=== Exercise task ===
Without the images, output each record below as it stands.

=== Source records ===
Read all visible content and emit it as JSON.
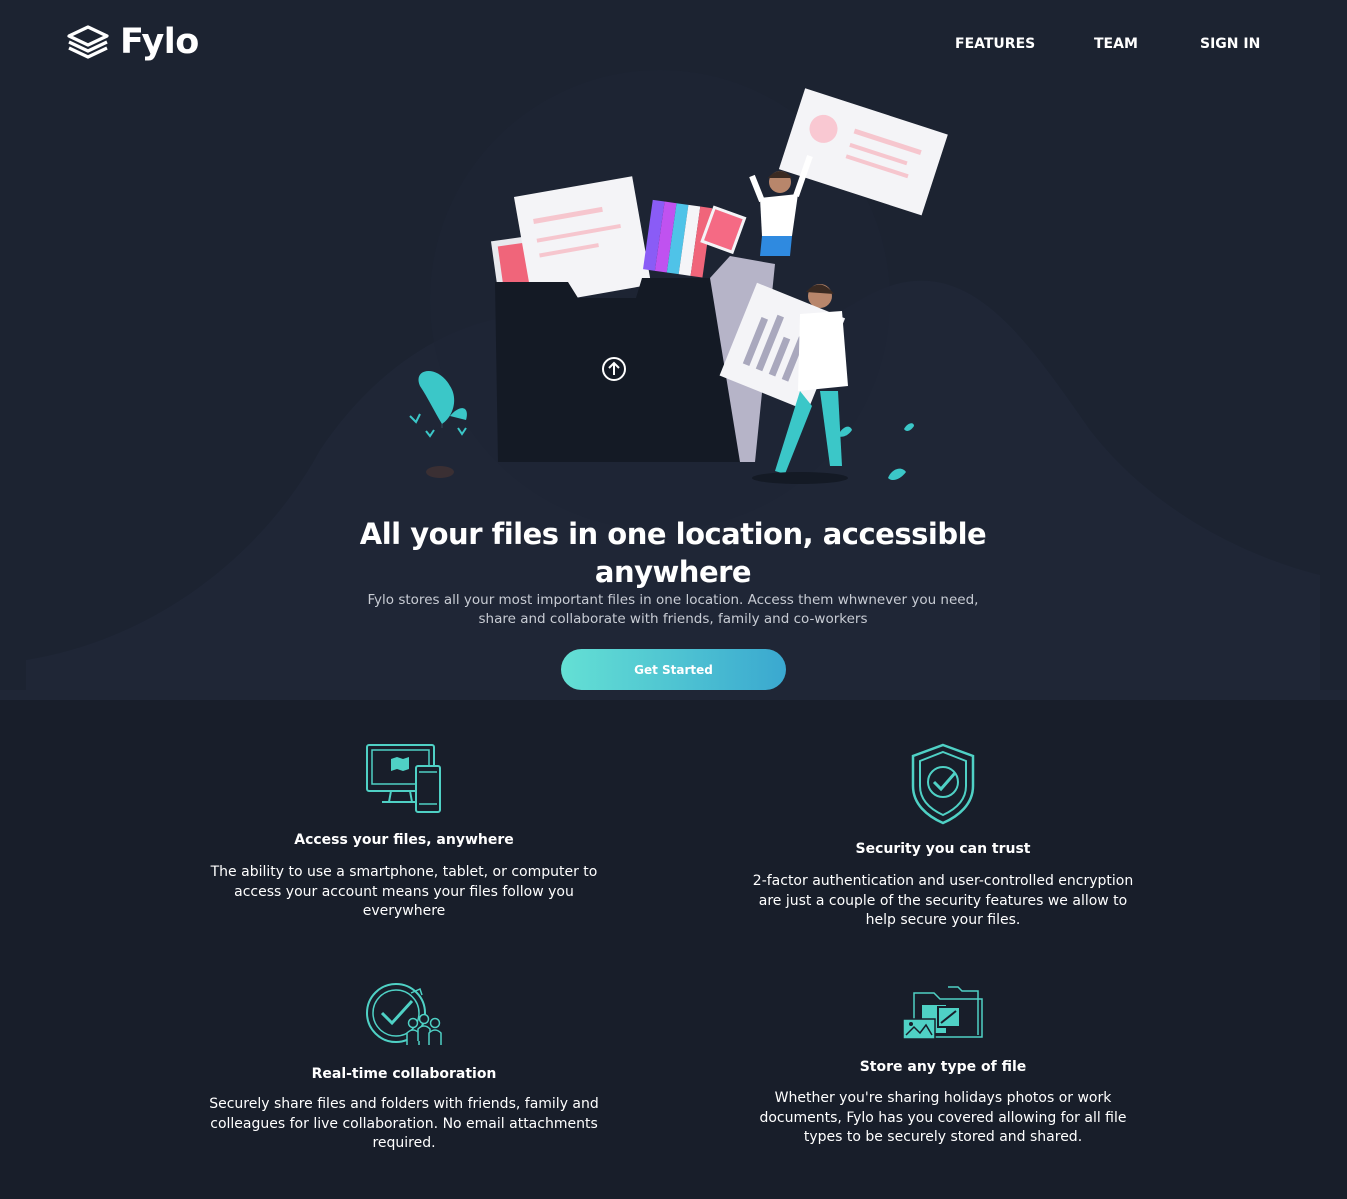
{
  "colors": {
    "page_bg": "#181e2a",
    "hero_bg": "#1c2331",
    "accent_teal": "#64e0d4",
    "accent_blue": "#3aa8d0",
    "icon_stroke": "#4fd1c5"
  },
  "header": {
    "logo_text": "Fylo",
    "logo_icon": "stacked-layers-icon",
    "nav": [
      {
        "label": "FEATURES"
      },
      {
        "label": "TEAM"
      },
      {
        "label": "SIGN IN"
      }
    ]
  },
  "hero": {
    "illustration": "people-with-folder-and-files-illustration",
    "title": "All your files in one location, accessible anywhere",
    "subtitle": "Fylo stores all your most important files in one location. Access them whwnever you need, share and collaborate with friends, family and co-workers",
    "cta_label": "Get Started"
  },
  "features": [
    {
      "icon": "devices-icon",
      "title": "Access your files, anywhere",
      "text": "The ability to use a smartphone, tablet, or computer to access your account means your files follow you everywhere"
    },
    {
      "icon": "shield-check-icon",
      "title": "Security you can trust",
      "text": "2-factor authentication and user-controlled encryption are just a couple of the security features we allow to help secure your files."
    },
    {
      "icon": "collaboration-icon",
      "title": "Real-time collaboration",
      "text": "Securely share files and folders with friends, family and colleagues for live collaboration. No email attachments required."
    },
    {
      "icon": "file-types-icon",
      "title": "Store any type of file",
      "text": "Whether you're sharing holidays photos or work documents, Fylo has you covered allowing for all file types to be securely stored and shared."
    }
  ]
}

=== Correct answer ===
Read all visible content and emit it as JSON.
{
  "colors": {
    "page_bg": "#181e2a",
    "hero_bg": "#1c2331",
    "accent_teal": "#64e0d4",
    "accent_blue": "#3aa8d0",
    "icon_stroke": "#4fd1c5"
  },
  "header": {
    "logo_text": "Fylo",
    "logo_icon": "stacked-layers-icon",
    "nav": [
      {
        "label": "FEATURES"
      },
      {
        "label": "TEAM"
      },
      {
        "label": "SIGN IN"
      }
    ]
  },
  "hero": {
    "illustration": "people-with-folder-and-files-illustration",
    "title": "All your files in one location, accessible anywhere",
    "subtitle": "Fylo stores all your most important files in one location. Access them whwnever you need, share and collaborate with friends, family and co-workers",
    "cta_label": "Get Started"
  },
  "features": [
    {
      "icon": "devices-icon",
      "title": "Access your files, anywhere",
      "text": "The ability to use a smartphone, tablet, or computer to access your account means your files follow you everywhere"
    },
    {
      "icon": "shield-check-icon",
      "title": "Security you can trust",
      "text": "2-factor authentication and user-controlled encryption are just a couple of the security features we allow to help secure your files."
    },
    {
      "icon": "collaboration-icon",
      "title": "Real-time collaboration",
      "text": "Securely share files and folders with friends, family and colleagues for live collaboration. No email attachments required."
    },
    {
      "icon": "file-types-icon",
      "title": "Store any type of file",
      "text": "Whether you're sharing holidays photos or work documents, Fylo has you covered allowing for all file types to be securely stored and shared."
    }
  ]
}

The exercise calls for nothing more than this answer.